→ EXERCISE REQUIREMENTS: Extract each line from the entries below that has the string "document" in it.

→ RECORDS:

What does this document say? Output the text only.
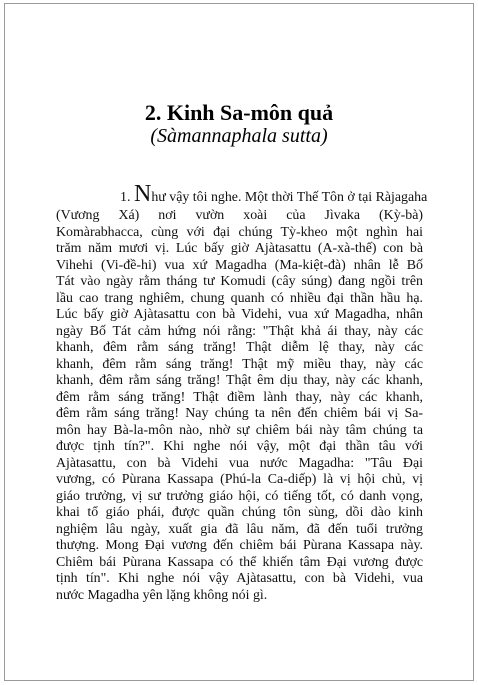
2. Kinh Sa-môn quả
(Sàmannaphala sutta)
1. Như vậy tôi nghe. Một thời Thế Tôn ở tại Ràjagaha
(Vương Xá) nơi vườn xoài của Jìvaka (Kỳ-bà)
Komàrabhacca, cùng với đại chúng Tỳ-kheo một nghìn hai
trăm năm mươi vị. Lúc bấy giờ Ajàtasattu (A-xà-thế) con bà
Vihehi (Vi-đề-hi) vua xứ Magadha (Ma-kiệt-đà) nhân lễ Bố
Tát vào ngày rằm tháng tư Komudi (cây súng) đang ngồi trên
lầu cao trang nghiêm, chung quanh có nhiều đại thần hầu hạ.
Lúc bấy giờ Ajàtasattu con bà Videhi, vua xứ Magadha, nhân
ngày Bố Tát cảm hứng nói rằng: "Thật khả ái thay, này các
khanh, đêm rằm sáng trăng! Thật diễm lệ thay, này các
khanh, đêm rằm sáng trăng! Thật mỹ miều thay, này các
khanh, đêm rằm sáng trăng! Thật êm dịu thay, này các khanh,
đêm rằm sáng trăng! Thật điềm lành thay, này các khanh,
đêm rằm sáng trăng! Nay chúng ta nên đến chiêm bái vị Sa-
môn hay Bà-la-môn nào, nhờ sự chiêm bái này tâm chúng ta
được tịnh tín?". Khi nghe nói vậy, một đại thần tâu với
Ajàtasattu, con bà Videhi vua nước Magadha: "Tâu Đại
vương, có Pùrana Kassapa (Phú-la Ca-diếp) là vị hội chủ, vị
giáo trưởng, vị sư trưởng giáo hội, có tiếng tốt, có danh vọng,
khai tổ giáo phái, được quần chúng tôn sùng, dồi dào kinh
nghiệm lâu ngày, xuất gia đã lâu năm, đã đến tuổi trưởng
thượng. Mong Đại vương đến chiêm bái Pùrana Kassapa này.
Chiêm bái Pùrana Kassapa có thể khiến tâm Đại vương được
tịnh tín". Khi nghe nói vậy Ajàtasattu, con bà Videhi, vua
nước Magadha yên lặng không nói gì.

* * *

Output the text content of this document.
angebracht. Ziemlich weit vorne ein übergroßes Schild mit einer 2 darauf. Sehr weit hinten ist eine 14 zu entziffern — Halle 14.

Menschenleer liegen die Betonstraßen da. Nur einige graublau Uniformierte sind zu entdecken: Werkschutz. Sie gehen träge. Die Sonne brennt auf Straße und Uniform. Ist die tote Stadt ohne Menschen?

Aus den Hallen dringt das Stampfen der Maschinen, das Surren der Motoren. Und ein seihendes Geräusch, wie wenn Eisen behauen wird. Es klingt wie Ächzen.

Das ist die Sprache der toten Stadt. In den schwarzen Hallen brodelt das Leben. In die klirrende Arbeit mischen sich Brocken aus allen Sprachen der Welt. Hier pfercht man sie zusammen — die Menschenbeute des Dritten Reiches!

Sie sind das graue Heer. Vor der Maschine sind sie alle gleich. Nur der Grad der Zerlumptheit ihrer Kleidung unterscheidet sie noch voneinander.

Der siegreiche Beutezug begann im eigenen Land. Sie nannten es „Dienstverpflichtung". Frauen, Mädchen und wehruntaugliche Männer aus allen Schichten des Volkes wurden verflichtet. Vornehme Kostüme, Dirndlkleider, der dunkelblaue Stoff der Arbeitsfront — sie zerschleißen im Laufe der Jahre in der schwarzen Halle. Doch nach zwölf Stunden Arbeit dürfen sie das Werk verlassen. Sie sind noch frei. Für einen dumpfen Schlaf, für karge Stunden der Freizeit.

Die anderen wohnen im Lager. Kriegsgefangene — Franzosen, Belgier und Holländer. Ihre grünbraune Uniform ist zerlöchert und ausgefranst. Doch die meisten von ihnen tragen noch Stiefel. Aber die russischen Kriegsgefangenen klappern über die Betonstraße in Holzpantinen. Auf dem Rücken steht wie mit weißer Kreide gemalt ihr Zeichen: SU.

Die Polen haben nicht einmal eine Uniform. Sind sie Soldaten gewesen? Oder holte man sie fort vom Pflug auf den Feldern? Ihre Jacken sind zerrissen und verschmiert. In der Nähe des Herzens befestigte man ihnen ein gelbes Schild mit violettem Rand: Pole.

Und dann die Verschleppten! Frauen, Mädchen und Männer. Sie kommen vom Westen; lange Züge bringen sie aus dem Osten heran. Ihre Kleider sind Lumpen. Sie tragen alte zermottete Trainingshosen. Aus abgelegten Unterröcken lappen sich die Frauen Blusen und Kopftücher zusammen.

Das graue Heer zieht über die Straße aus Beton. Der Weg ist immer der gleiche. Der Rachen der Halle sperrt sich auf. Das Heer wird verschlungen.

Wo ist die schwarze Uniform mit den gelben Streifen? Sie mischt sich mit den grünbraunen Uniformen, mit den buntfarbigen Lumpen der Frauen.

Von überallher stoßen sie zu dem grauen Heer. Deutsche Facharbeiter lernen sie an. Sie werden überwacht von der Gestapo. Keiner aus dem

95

→ ANSWER TO THIS PROBLEM:
What does this document say? Output the text only.
Output the text content of this document.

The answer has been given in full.